(Supplied data begins)

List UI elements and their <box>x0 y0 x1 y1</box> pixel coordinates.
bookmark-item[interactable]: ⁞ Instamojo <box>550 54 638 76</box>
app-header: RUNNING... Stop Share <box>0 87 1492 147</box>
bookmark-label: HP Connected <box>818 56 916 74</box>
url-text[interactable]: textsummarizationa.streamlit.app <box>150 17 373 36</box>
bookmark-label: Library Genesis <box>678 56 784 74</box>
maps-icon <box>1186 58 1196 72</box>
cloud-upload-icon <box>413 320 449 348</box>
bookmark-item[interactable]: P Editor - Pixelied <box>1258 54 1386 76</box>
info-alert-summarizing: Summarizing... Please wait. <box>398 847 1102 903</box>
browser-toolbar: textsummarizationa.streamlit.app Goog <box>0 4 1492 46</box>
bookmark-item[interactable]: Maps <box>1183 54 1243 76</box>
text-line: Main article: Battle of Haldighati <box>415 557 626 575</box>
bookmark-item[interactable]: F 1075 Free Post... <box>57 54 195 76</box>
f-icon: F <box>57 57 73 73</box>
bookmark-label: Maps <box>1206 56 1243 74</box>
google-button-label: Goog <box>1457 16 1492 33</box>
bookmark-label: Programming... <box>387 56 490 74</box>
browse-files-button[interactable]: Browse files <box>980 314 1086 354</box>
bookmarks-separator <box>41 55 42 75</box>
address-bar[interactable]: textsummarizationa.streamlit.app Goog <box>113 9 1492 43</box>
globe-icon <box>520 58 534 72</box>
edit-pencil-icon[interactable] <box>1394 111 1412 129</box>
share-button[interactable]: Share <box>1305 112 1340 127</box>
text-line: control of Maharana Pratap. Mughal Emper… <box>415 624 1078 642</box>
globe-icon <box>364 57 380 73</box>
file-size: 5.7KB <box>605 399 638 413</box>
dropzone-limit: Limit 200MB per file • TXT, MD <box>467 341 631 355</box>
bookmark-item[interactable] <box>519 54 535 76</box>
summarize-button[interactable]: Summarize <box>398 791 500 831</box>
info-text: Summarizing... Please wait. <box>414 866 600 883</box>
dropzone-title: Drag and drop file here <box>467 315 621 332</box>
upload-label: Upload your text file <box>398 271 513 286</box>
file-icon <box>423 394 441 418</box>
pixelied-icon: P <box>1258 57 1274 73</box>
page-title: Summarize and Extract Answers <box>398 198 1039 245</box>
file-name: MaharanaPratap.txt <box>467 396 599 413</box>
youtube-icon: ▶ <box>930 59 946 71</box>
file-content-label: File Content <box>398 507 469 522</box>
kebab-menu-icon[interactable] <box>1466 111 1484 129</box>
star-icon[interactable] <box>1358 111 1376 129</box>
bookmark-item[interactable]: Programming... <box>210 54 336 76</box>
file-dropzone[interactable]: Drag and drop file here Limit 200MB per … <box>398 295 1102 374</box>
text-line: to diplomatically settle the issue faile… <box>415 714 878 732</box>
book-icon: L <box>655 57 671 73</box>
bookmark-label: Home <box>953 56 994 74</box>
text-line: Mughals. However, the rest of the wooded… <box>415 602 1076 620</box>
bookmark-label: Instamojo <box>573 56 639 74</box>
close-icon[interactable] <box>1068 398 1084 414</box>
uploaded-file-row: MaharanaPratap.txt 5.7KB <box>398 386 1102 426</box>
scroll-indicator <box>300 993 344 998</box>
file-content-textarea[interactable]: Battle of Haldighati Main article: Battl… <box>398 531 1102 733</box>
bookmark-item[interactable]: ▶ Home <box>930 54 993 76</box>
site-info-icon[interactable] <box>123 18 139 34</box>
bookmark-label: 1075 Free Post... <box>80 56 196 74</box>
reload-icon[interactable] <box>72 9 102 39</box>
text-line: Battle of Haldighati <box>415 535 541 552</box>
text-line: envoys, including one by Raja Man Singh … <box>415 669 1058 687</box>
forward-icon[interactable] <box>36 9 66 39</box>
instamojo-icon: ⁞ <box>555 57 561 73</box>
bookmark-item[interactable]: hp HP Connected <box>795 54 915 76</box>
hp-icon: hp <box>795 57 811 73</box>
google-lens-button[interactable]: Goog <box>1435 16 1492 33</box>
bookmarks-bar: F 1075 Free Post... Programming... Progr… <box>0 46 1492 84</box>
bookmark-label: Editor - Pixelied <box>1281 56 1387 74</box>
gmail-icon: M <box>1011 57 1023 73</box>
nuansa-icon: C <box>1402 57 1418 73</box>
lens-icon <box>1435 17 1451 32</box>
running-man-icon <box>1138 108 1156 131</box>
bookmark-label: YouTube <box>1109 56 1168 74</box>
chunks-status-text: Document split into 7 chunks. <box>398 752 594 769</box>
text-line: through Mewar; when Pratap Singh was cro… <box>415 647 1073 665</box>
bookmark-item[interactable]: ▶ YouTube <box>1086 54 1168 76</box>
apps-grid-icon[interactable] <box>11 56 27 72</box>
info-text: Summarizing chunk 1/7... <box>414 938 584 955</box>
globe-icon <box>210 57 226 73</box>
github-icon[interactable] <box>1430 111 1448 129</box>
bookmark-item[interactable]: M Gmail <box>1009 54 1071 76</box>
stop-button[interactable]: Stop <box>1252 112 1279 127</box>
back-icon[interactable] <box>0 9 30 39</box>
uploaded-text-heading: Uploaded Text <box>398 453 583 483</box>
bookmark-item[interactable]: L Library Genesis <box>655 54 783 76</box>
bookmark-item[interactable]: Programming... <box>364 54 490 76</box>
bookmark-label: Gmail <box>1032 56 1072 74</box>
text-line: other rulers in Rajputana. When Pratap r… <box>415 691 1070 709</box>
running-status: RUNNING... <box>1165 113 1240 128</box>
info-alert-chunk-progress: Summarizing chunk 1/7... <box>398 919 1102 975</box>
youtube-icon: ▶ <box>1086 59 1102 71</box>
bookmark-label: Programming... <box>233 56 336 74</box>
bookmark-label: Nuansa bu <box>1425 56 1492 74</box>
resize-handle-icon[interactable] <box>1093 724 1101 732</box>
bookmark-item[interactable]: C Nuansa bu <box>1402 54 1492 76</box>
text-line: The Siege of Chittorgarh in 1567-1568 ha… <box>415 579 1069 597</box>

(Supplied data ends)

**Directions for this task**
Please copy out each line of the listing above that contains the string "lens".

**Written solution**
google-lens-button[interactable]: Goog <box>1435 16 1492 33</box>
lens-icon <box>1435 17 1451 32</box>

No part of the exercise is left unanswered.